-- START Extracted entries --

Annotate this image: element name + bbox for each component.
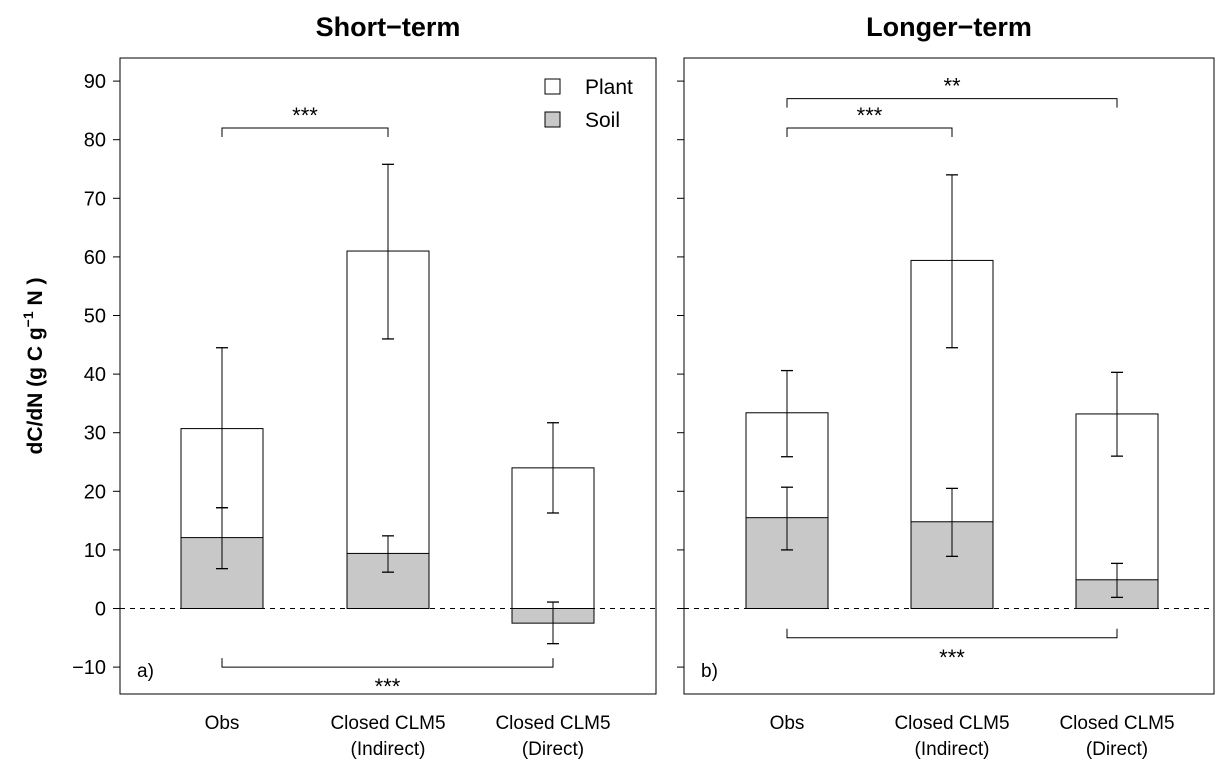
- chart-title: Longer−term: [866, 12, 1032, 42]
- y-tick-label: 50: [84, 306, 106, 328]
- category-label-line2: (Direct): [1086, 739, 1148, 760]
- y-tick-label: 70: [84, 188, 106, 210]
- significance-bracket: [786, 127, 953, 137]
- y-label-main: dC/dN (g C g: [24, 327, 47, 454]
- significance-label: ***: [292, 103, 318, 128]
- y-tick-label: −10: [72, 657, 106, 679]
- category-label: Closed CLM5: [495, 713, 610, 734]
- y-tick-label: 40: [84, 364, 106, 386]
- plot-frame: [119, 57, 657, 695]
- category-label: Closed CLM5: [1059, 713, 1174, 734]
- panel-b: Longer−term Obs Closed CLM5 (Indirect) Close…: [677, 12, 1215, 760]
- significance-label: ***: [857, 103, 883, 128]
- legend-label-plant: Plant: [585, 76, 633, 99]
- y-label-exponent: −1: [20, 311, 36, 327]
- category-label: Closed CLM5: [894, 713, 1009, 734]
- significance-bracket: [221, 658, 554, 668]
- legend-swatch-plant: [544, 78, 561, 95]
- significance-label: ***: [939, 645, 965, 670]
- y-tick-label: 10: [84, 540, 106, 562]
- y-tick-label: 60: [84, 247, 106, 269]
- y-tick-label: 20: [84, 481, 106, 503]
- category-label: Obs: [770, 713, 805, 734]
- significance-label: **: [943, 74, 961, 99]
- significance-label: ***: [375, 674, 401, 699]
- category-label-line2: (Indirect): [351, 739, 426, 760]
- legend-label-soil: Soil: [585, 109, 620, 132]
- panel-label: b): [701, 661, 718, 682]
- category-label: Obs: [205, 713, 240, 734]
- significance-bracket: [786, 98, 1118, 108]
- significance-bracket: [786, 628, 1118, 639]
- y-tick-label: 80: [84, 130, 106, 152]
- panel-a: Short−term −10 0 10 20 30 40 50 60 70 80 90 dC/dN (g…: [20, 12, 657, 760]
- y-label-unit: N ): [24, 278, 47, 312]
- y-tick-label: 90: [84, 71, 106, 93]
- significance-bracket: [221, 127, 389, 137]
- category-label-line2: (Indirect): [915, 739, 990, 760]
- y-axis-label: dC/dN (g C g−1 N ): [20, 278, 47, 455]
- category-label-line2: (Direct): [522, 739, 584, 760]
- panel-label: a): [137, 661, 154, 682]
- plot-frame: [683, 57, 1215, 695]
- y-tick-label: 30: [84, 423, 106, 445]
- category-label: Closed CLM5: [330, 713, 445, 734]
- chart-title: Short−term: [316, 12, 461, 42]
- legend-swatch-soil: [544, 111, 561, 128]
- y-tick-label: 0: [95, 599, 106, 621]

-- END Extracted entries --

**Exercise goal**
Rewrite each line of the rows above as a Markdown table with the columns Line and Text, numbering the lines in Line and skipping blank lines. Leave the pictures out of the table.

**Complete answer**
| Line | Text |
|---|---|
| 1 | Annotate this image: element name + bbox for each component. |
| 2 | - chart-title: Longer−term: [866, 12, 1032, 42] |
| 3 | - y-tick-label: 50: [84, 306, 106, 328] |
| 4 | - category-label-line2: (Direct): [1086, 739, 1148, 760] |
| 5 | - y-tick-label: 70: [84, 188, 106, 210] |
| 6 | - significance-bracket: [786, 127, 953, 137] |
| 7 | - y-label-main: dC/dN (g C g: [24, 327, 47, 454] |
| 8 | - significance-label: ***: [292, 103, 318, 128] |
| 9 | - y-tick-label: −10: [72, 657, 106, 679] |
| 10 | - category-label: Closed CLM5: [495, 713, 610, 734] |
| 11 | - y-tick-label: 40: [84, 364, 106, 386] |
| 12 | - plot-frame: [119, 57, 657, 695] |
| 13 | - category-label: Closed CLM5: [1059, 713, 1174, 734] |
| 14 | - panel-b: Longer−term Obs Closed CLM5 (Indirect) Close…: [677, 12, 1215, 760] |
| 15 | - significance-label: ***: [857, 103, 883, 128] |
| 16 | - legend-label-plant: Plant: [585, 76, 633, 99] |
| 17 | - y-label-exponent: −1: [20, 311, 36, 327] |
| 18 | - category-label: Closed CLM5: [894, 713, 1009, 734] |
| 19 | - significance-bracket: [221, 658, 554, 668] |
| 20 | - legend-swatch-plant: [544, 78, 561, 95] |
| 21 | - significance-label: ***: [939, 645, 965, 670] |
| 22 | - y-tick-label: 10: [84, 540, 106, 562] |
| 23 | - y-tick-label: 60: [84, 247, 106, 269] |
| 24 | - y-tick-label: 20: [84, 481, 106, 503] |
| 25 | - category-label: Obs: [770, 713, 805, 734] |
| 26 | - significance-label: **: [943, 74, 961, 99] |
| 27 | - significance-label: ***: [375, 674, 401, 699] |
| 28 | - category-label-line2: (Indirect): [351, 739, 426, 760] |
| 29 | - legend-label-soil: Soil: [585, 109, 620, 132] |
| 30 | - panel-label: b): [701, 661, 718, 682] |
| 31 | - category-label: Obs: [205, 713, 240, 734] |
| 32 | - significance-bracket: [786, 98, 1118, 108] |
| 33 | - significance-bracket: [786, 628, 1118, 639] |
| 34 | - y-tick-label: 80: [84, 130, 106, 152] |
| 35 | - panel-a: Short−term −10 0 10 20 30 40 50 60 70 80 90 dC/dN (g…: [20, 12, 657, 760] |
| 36 | - y-label-unit: N ): [24, 278, 47, 312] |
| 37 | - y-tick-label: 90: [84, 71, 106, 93] |
| 38 | - significance-bracket: [221, 127, 389, 137] |
| 39 | - category-label-line2: (Indirect): [915, 739, 990, 760] |
| 40 | - y-axis-label: dC/dN (g C g−1 N ): [20, 278, 47, 455] |
| 41 | - category-label-line2: (Direct): [522, 739, 584, 760] |
| 42 | - panel-label: a): [137, 661, 154, 682] |
| 43 | - plot-frame: [683, 57, 1215, 695] |
| 44 | - y-tick-label: 30: [84, 423, 106, 445] |
| 45 | - category-label: Closed CLM5: [330, 713, 445, 734] |
| 46 | - chart-title: Short−term: [316, 12, 461, 42] |
| 47 | - legend-swatch-soil: [544, 111, 561, 128] |
| 48 | - y-tick-label: 0: [95, 599, 106, 621] |